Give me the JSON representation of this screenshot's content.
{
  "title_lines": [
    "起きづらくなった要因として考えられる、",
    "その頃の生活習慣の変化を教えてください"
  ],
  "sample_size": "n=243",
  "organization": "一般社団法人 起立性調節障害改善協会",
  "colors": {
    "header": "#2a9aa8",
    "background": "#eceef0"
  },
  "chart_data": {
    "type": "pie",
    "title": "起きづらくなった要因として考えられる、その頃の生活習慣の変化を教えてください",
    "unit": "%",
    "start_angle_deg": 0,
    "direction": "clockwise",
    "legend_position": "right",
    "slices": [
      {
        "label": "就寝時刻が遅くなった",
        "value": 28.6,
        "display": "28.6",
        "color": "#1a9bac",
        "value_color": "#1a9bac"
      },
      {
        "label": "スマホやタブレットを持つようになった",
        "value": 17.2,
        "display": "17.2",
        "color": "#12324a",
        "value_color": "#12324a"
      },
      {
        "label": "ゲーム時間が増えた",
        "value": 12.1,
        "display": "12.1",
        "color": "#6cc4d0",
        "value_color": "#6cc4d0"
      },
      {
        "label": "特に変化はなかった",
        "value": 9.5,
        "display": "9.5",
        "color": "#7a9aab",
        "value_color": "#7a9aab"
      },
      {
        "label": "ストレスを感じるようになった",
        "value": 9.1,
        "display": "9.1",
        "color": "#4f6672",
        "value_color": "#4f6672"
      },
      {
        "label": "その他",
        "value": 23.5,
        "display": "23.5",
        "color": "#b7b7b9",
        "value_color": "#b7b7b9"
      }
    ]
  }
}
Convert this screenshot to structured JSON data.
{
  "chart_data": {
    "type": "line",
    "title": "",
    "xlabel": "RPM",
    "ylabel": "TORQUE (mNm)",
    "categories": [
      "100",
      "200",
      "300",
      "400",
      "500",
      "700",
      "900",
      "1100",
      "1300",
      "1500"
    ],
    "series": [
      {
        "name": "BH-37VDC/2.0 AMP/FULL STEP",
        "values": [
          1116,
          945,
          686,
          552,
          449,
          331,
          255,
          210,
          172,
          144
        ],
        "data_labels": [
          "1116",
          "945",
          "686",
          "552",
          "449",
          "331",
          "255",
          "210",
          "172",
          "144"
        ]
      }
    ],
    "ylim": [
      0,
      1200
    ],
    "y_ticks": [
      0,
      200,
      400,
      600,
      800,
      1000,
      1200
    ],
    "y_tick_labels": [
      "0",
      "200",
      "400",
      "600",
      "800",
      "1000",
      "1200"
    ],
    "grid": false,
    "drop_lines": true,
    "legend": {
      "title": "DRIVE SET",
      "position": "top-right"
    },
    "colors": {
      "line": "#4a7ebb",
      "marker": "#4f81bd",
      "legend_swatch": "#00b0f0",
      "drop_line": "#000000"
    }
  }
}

---

GIVEN REQUEST = Repeat the data in its entirety, character for character.

FINISHED TASK =
Give me the JSON representation of this screenshot's content.
{
  "title_lines": [
    "起きづらくなった要因として考えられる、",
    "その頃の生活習慣の変化を教えてください"
  ],
  "sample_size": "n=243",
  "organization": "一般社団法人 起立性調節障害改善協会",
  "colors": {
    "header": "#2a9aa8",
    "background": "#eceef0"
  },
  "chart_data": {
    "type": "pie",
    "title": "起きづらくなった要因として考えられる、その頃の生活習慣の変化を教えてください",
    "unit": "%",
    "start_angle_deg": 0,
    "direction": "clockwise",
    "legend_position": "right",
    "slices": [
      {
        "label": "就寝時刻が遅くなった",
        "value": 28.6,
        "display": "28.6",
        "color": "#1a9bac",
        "value_color": "#1a9bac"
      },
      {
        "label": "スマホやタブレットを持つようになった",
        "value": 17.2,
        "display": "17.2",
        "color": "#12324a",
        "value_color": "#12324a"
      },
      {
        "label": "ゲーム時間が増えた",
        "value": 12.1,
        "display": "12.1",
        "color": "#6cc4d0",
        "value_color": "#6cc4d0"
      },
      {
        "label": "特に変化はなかった",
        "value": 9.5,
        "display": "9.5",
        "color": "#7a9aab",
        "value_color": "#7a9aab"
      },
      {
        "label": "ストレスを感じるようになった",
        "value": 9.1,
        "display": "9.1",
        "color": "#4f6672",
        "value_color": "#4f6672"
      },
      {
        "label": "その他",
        "value": 23.5,
        "display": "23.5",
        "color": "#b7b7b9",
        "value_color": "#b7b7b9"
      }
    ]
  }
}
Convert this screenshot to structured JSON data.
{
  "chart_data": {
    "type": "line",
    "title": "",
    "xlabel": "RPM",
    "ylabel": "TORQUE (mNm)",
    "categories": [
      "100",
      "200",
      "300",
      "400",
      "500",
      "700",
      "900",
      "1100",
      "1300",
      "1500"
    ],
    "series": [
      {
        "name": "BH-37VDC/2.0 AMP/FULL STEP",
        "values": [
          1116,
          945,
          686,
          552,
          449,
          331,
          255,
          210,
          172,
          144
        ],
        "data_labels": [
          "1116",
          "945",
          "686",
          "552",
          "449",
          "331",
          "255",
          "210",
          "172",
          "144"
        ]
      }
    ],
    "ylim": [
      0,
      1200
    ],
    "y_ticks": [
      0,
      200,
      400,
      600,
      800,
      1000,
      1200
    ],
    "y_tick_labels": [
      "0",
      "200",
      "400",
      "600",
      "800",
      "1000",
      "1200"
    ],
    "grid": false,
    "drop_lines": true,
    "legend": {
      "title": "DRIVE SET",
      "position": "top-right"
    },
    "colors": {
      "line": "#4a7ebb",
      "marker": "#4f81bd",
      "legend_swatch": "#00b0f0",
      "drop_line": "#000000"
    }
  }
}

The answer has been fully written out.